*Instructions for the task*: Output the data word for word, dropping every image.

▼

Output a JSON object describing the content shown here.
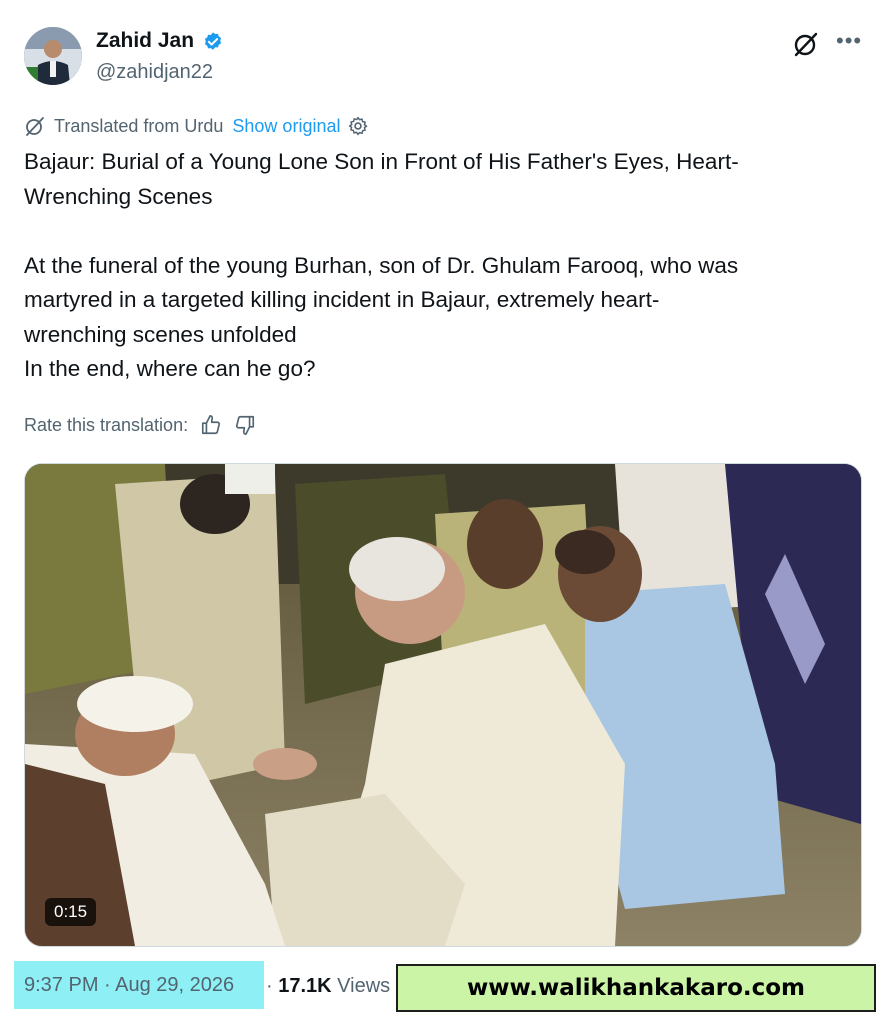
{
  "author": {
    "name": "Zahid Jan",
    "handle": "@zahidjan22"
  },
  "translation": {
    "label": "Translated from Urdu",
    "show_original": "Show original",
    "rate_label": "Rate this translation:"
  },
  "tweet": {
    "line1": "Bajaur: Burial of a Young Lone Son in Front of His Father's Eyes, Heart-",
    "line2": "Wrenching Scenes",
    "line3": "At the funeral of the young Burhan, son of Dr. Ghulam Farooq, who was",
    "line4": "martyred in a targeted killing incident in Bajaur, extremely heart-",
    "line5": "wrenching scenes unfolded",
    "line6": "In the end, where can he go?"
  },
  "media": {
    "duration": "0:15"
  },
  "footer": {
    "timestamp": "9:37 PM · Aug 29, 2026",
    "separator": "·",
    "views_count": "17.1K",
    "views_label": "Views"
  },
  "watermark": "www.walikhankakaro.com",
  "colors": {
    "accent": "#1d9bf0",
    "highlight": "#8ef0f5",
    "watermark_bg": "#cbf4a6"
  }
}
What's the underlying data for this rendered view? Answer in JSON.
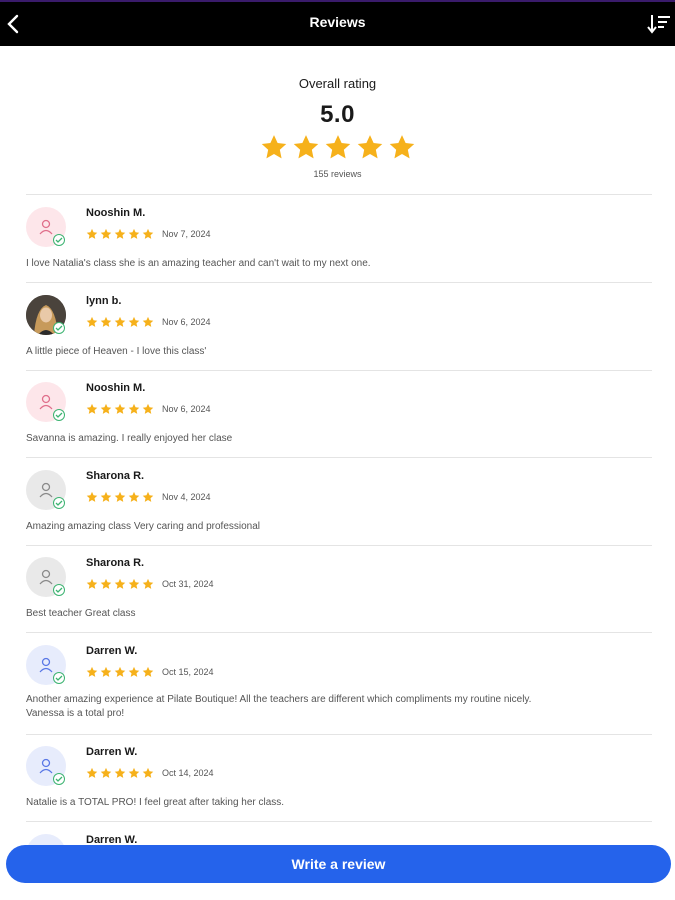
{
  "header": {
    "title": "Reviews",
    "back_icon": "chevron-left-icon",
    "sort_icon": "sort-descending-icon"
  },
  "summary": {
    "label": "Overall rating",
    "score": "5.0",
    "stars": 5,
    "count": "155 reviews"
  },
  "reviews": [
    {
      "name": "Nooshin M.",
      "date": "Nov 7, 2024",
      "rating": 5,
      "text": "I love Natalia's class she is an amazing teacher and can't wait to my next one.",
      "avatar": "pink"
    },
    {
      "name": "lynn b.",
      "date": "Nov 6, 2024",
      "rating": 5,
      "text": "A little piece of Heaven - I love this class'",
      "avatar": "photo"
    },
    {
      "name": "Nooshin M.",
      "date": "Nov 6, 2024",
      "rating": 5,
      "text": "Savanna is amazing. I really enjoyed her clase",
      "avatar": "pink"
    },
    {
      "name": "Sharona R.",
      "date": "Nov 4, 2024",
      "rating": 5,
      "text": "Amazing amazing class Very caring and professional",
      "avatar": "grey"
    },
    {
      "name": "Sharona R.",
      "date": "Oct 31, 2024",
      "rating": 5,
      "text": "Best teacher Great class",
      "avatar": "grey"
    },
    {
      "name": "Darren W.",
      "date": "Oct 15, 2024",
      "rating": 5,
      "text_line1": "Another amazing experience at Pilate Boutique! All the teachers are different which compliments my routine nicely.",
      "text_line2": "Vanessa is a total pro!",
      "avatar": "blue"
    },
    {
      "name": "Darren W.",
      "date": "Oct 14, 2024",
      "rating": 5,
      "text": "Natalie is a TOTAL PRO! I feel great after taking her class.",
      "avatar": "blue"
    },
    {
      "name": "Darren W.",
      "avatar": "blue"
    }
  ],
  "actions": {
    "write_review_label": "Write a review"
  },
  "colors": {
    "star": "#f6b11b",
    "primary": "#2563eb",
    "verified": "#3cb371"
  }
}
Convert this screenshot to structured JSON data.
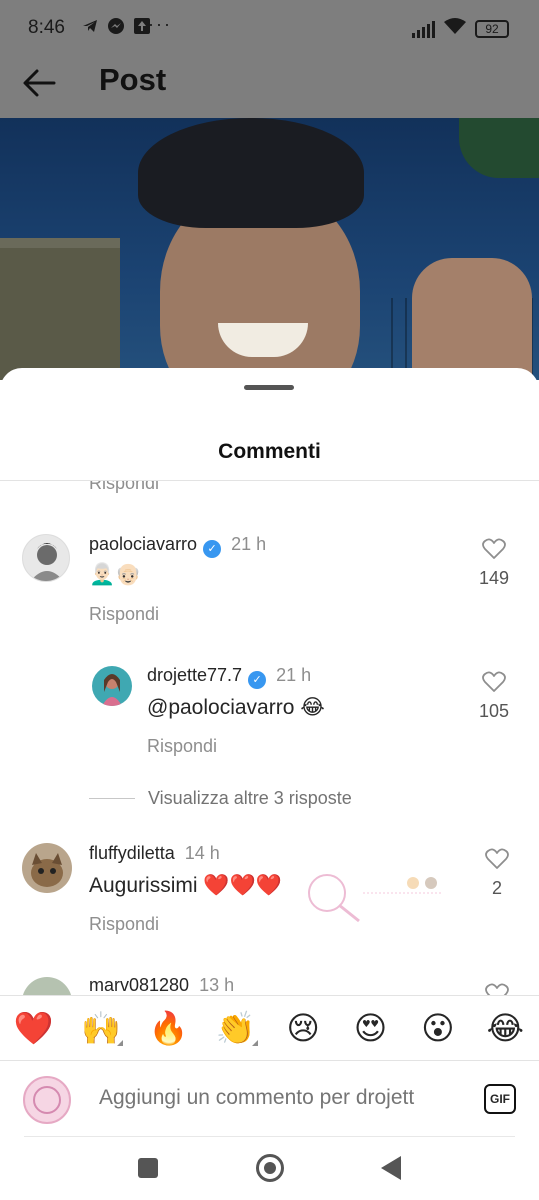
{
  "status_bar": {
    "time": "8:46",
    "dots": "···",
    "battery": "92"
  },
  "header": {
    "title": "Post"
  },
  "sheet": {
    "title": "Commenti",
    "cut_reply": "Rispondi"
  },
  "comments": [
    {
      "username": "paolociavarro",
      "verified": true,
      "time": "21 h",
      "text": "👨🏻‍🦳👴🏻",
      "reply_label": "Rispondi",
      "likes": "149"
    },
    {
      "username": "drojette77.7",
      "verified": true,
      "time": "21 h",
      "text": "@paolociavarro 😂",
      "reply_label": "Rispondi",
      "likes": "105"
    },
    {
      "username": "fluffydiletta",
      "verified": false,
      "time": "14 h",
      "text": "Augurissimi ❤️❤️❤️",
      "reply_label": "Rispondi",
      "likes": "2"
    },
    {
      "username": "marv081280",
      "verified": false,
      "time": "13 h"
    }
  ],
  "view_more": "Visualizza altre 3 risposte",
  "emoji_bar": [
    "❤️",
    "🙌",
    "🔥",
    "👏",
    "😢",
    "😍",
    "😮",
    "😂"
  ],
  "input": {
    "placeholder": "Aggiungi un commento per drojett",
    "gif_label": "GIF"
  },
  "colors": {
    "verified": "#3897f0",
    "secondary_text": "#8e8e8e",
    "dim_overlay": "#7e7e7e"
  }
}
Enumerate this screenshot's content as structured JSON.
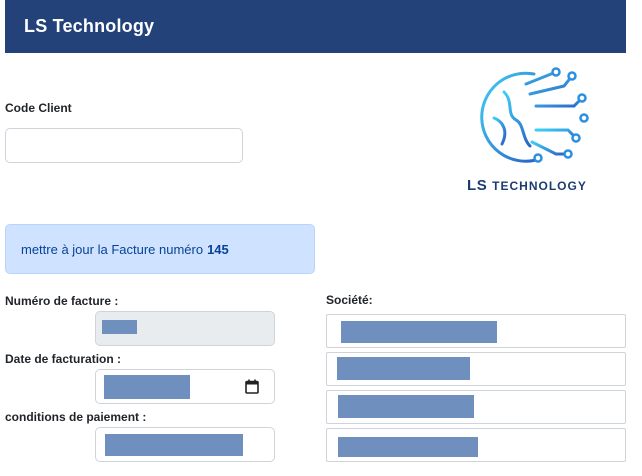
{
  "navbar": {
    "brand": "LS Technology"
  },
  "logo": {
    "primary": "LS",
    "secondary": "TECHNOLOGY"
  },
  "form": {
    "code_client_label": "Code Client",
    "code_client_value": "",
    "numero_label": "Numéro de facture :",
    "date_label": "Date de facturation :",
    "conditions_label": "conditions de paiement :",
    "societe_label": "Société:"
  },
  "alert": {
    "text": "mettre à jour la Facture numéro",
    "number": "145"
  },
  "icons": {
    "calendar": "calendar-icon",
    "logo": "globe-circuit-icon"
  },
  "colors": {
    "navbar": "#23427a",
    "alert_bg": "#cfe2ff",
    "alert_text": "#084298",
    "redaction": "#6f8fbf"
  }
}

▲

*Result for this task*:
Output a JSON object describing the content shown here.
{
  "author": {
    "name": "Zahid Jan",
    "handle": "@zahidjan22"
  },
  "translation": {
    "label": "Translated from Urdu",
    "show_original": "Show original",
    "rate_label": "Rate this translation:"
  },
  "tweet": {
    "line1": "Bajaur: Burial of a Young Lone Son in Front of His Father's Eyes, Heart-",
    "line2": "Wrenching Scenes",
    "line3": "At the funeral of the young Burhan, son of Dr. Ghulam Farooq, who was",
    "line4": "martyred in a targeted killing incident in Bajaur, extremely heart-",
    "line5": "wrenching scenes unfolded",
    "line6": "In the end, where can he go?"
  },
  "media": {
    "duration": "0:15"
  },
  "footer": {
    "timestamp": "9:37 PM · Aug 29, 2026",
    "separator": "·",
    "views_count": "17.1K",
    "views_label": "Views"
  },
  "watermark": "www.walikhankakaro.com",
  "colors": {
    "accent": "#1d9bf0",
    "highlight": "#8ef0f5",
    "watermark_bg": "#cbf4a6"
  }
}
What's the underlying data for this rendered view? Answer in JSON.
{
  "header": {
    "title": "Reviews",
    "back_icon": "chevron-left-icon",
    "sort_icon": "sort-descending-icon"
  },
  "summary": {
    "label": "Overall rating",
    "score": "5.0",
    "stars": 5,
    "count": "155 reviews"
  },
  "reviews": [
    {
      "name": "Nooshin M.",
      "date": "Nov 7, 2024",
      "rating": 5,
      "text": "I love Natalia's class she is an amazing teacher and can't wait to my next one.",
      "avatar": "pink"
    },
    {
      "name": "lynn b.",
      "date": "Nov 6, 2024",
      "rating": 5,
      "text": "A little piece of Heaven - I love this class'",
      "avatar": "photo"
    },
    {
      "name": "Nooshin M.",
      "date": "Nov 6, 2024",
      "rating": 5,
      "text": "Savanna is amazing. I really enjoyed her clase",
      "avatar": "pink"
    },
    {
      "name": "Sharona R.",
      "date": "Nov 4, 2024",
      "rating": 5,
      "text": "Amazing amazing class Very caring and professional",
      "avatar": "grey"
    },
    {
      "name": "Sharona R.",
      "date": "Oct 31, 2024",
      "rating": 5,
      "text": "Best teacher Great class",
      "avatar": "grey"
    },
    {
      "name": "Darren W.",
      "date": "Oct 15, 2024",
      "rating": 5,
      "text_line1": "Another amazing experience at Pilate Boutique! All the teachers are different which compliments my routine nicely.",
      "text_line2": "Vanessa is a total pro!",
      "avatar": "blue"
    },
    {
      "name": "Darren W.",
      "date": "Oct 14, 2024",
      "rating": 5,
      "text": "Natalie is a TOTAL PRO! I feel great after taking her class.",
      "avatar": "blue"
    },
    {
      "name": "Darren W.",
      "avatar": "blue"
    }
  ],
  "actions": {
    "write_review_label": "Write a review"
  },
  "colors": {
    "star": "#f6b11b",
    "primary": "#2563eb",
    "verified": "#3cb371"
  }
}
Convert this screenshot to structured JSON data.
{
  "status_bar": {
    "time": "8:46",
    "dots": "···",
    "battery": "92"
  },
  "header": {
    "title": "Post"
  },
  "sheet": {
    "title": "Commenti",
    "cut_reply": "Rispondi"
  },
  "comments": [
    {
      "username": "paolociavarro",
      "verified": true,
      "time": "21 h",
      "text": "👨🏻‍🦳👴🏻",
      "reply_label": "Rispondi",
      "likes": "149"
    },
    {
      "username": "drojette77.7",
      "verified": true,
      "time": "21 h",
      "text": "@paolociavarro 😂",
      "reply_label": "Rispondi",
      "likes": "105"
    },
    {
      "username": "fluffydiletta",
      "verified": false,
      "time": "14 h",
      "text": "Augurissimi ❤️❤️❤️",
      "reply_label": "Rispondi",
      "likes": "2"
    },
    {
      "username": "marv081280",
      "verified": false,
      "time": "13 h"
    }
  ],
  "view_more": "Visualizza altre 3 risposte",
  "emoji_bar": [
    "❤️",
    "🙌",
    "🔥",
    "👏",
    "😢",
    "😍",
    "😮",
    "😂"
  ],
  "input": {
    "placeholder": "Aggiungi un commento per drojett",
    "gif_label": "GIF"
  },
  "colors": {
    "verified": "#3897f0",
    "secondary_text": "#8e8e8e",
    "dim_overlay": "#7e7e7e"
  }
}
Enumerate this screenshot's content as structured JSON.
{
  "navbar": {
    "brand": "LS Technology"
  },
  "logo": {
    "primary": "LS",
    "secondary": "TECHNOLOGY"
  },
  "form": {
    "code_client_label": "Code Client",
    "code_client_value": "",
    "numero_label": "Numéro de facture :",
    "date_label": "Date de facturation :",
    "conditions_label": "conditions de paiement :",
    "societe_label": "Société:"
  },
  "alert": {
    "text": "mettre à jour la Facture numéro",
    "number": "145"
  },
  "icons": {
    "calendar": "calendar-icon",
    "logo": "globe-circuit-icon"
  },
  "colors": {
    "navbar": "#23427a",
    "alert_bg": "#cfe2ff",
    "alert_text": "#084298",
    "redaction": "#6f8fbf"
  }
}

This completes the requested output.